* [What to produce]: Once the pictures are set aside, transcribe the remaining data exactly.

* [Records for this exercise]:
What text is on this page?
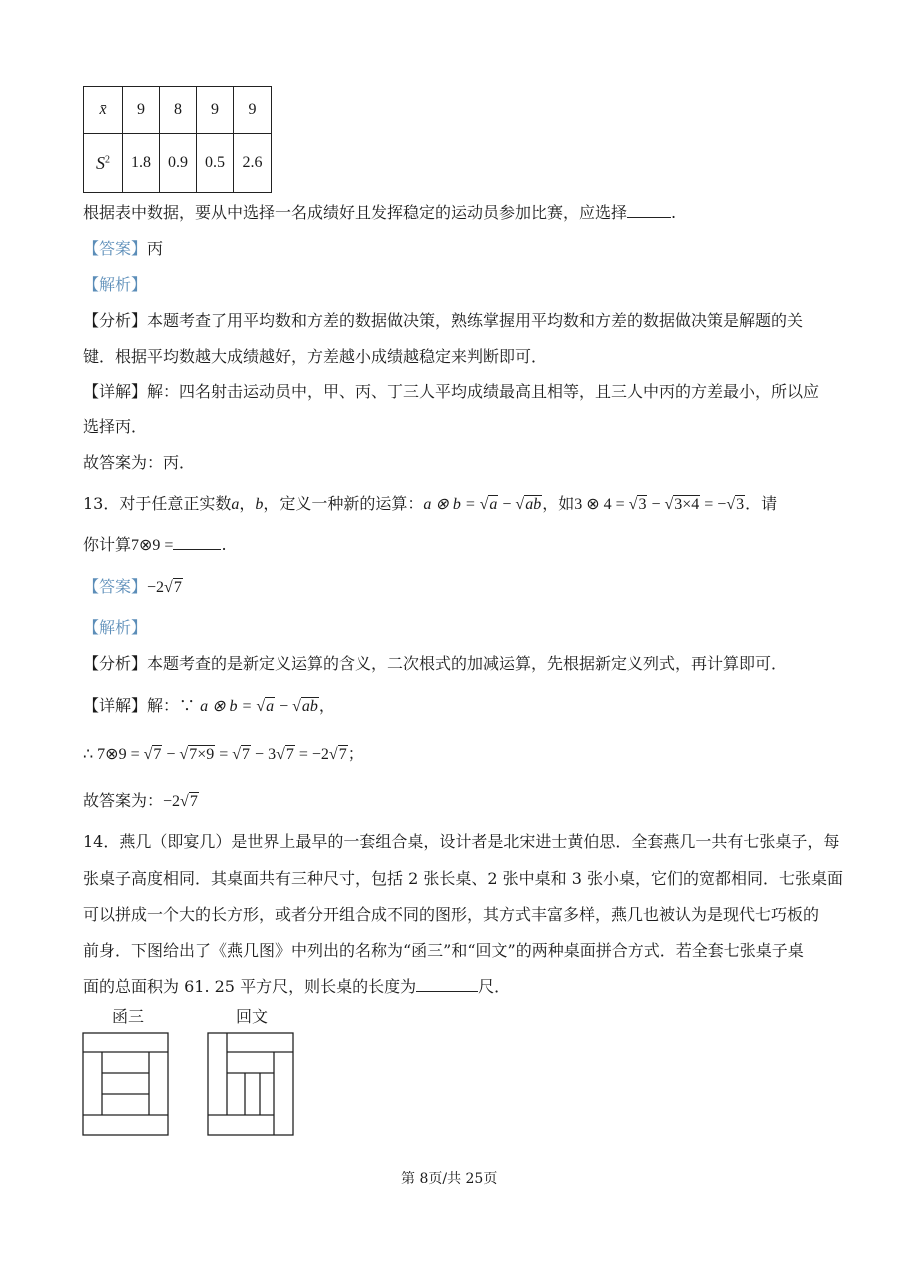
x̄	9	8	9	9
$S^2$	1.8	0.9	0.5	2.6
根据表中数据，要从中选择一名成绩好且发挥稳定的运动员参加比赛，应选择	.
【答案】丙
【解析】
【分析】本题考查了用平均数和方差的数据做决策，熟练掌握用平均数和方差的数据做决策是解题的关
键．根据平均数越大成绩越好，方差越小成绩越稳定来判断即可．
【详解】解：四名射击运动员中，甲、丙、丁三人平均成绩最高且相等，且三人中丙的方差最小，所以应
选择丙．
故答案为：丙．
13．对于任意正实数a，b，定义一种新的运算：a ⊗ b = √a − √ab，如3 ⊗ 4 = √3 − √3×4 = −√3．请
你计算7⊗9 =	.
【答案】−2√7
【解析】
【分析】本题考查的是新定义运算的含义，二次根式的加减运算，先根据新定义列式，再计算即可．
【详解】解：∵ a ⊗ b = √a − √ab，
∴ 7⊗9 = √7 − √7×9 = √7 − 3√7 = −2√7；
故答案为：−2√7
14．燕几（即宴几）是世界上最早的一套组合桌，设计者是北宋进士黄伯思．全套燕几一共有七张桌子，每
张桌子高度相同．其桌面共有三种尺寸，包括 2 张长桌、2 张中桌和 3 张小桌，它们的宽都相同．七张桌面
可以拼成一个大的长方形，或者分开组合成不同的图形，其方式丰富多样，燕几也被认为是现代七巧板的
前身．下图给出了《燕几图》中列出的名称为“函三”和“回文”的两种桌面拼合方式．若全套七张桌子桌
面的总面积为 61. 25 平方尺，则长桌的长度为	尺．
函三	回文
第 8页/共 25页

* [Response to this exercise]:
What text is on this page?
x̄	9	8	9	9
$S^2$	1.8	0.9	0.5	2.6
根据表中数据，要从中选择一名成绩好且发挥稳定的运动员参加比赛，应选择	.
【答案】丙
【解析】
【分析】本题考查了用平均数和方差的数据做决策，熟练掌握用平均数和方差的数据做决策是解题的关
键．根据平均数越大成绩越好，方差越小成绩越稳定来判断即可．
【详解】解：四名射击运动员中，甲、丙、丁三人平均成绩最高且相等，且三人中丙的方差最小，所以应
选择丙．
故答案为：丙．
13．对于任意正实数a，b，定义一种新的运算：a ⊗ b = √a − √ab，如3 ⊗ 4 = √3 − √3×4 = −√3．请
你计算7⊗9 =	.
【答案】−2√7
【解析】
【分析】本题考查的是新定义运算的含义，二次根式的加减运算，先根据新定义列式，再计算即可．
【详解】解：∵ a ⊗ b = √a − √ab，
∴ 7⊗9 = √7 − √7×9 = √7 − 3√7 = −2√7；
故答案为：−2√7
14．燕几（即宴几）是世界上最早的一套组合桌，设计者是北宋进士黄伯思．全套燕几一共有七张桌子，每
张桌子高度相同．其桌面共有三种尺寸，包括 2 张长桌、2 张中桌和 3 张小桌，它们的宽都相同．七张桌面
可以拼成一个大的长方形，或者分开组合成不同的图形，其方式丰富多样，燕几也被认为是现代七巧板的
前身．下图给出了《燕几图》中列出的名称为“函三”和“回文”的两种桌面拼合方式．若全套七张桌子桌
面的总面积为 61. 25 平方尺，则长桌的长度为	尺．
函三	回文
第 8页/共 25页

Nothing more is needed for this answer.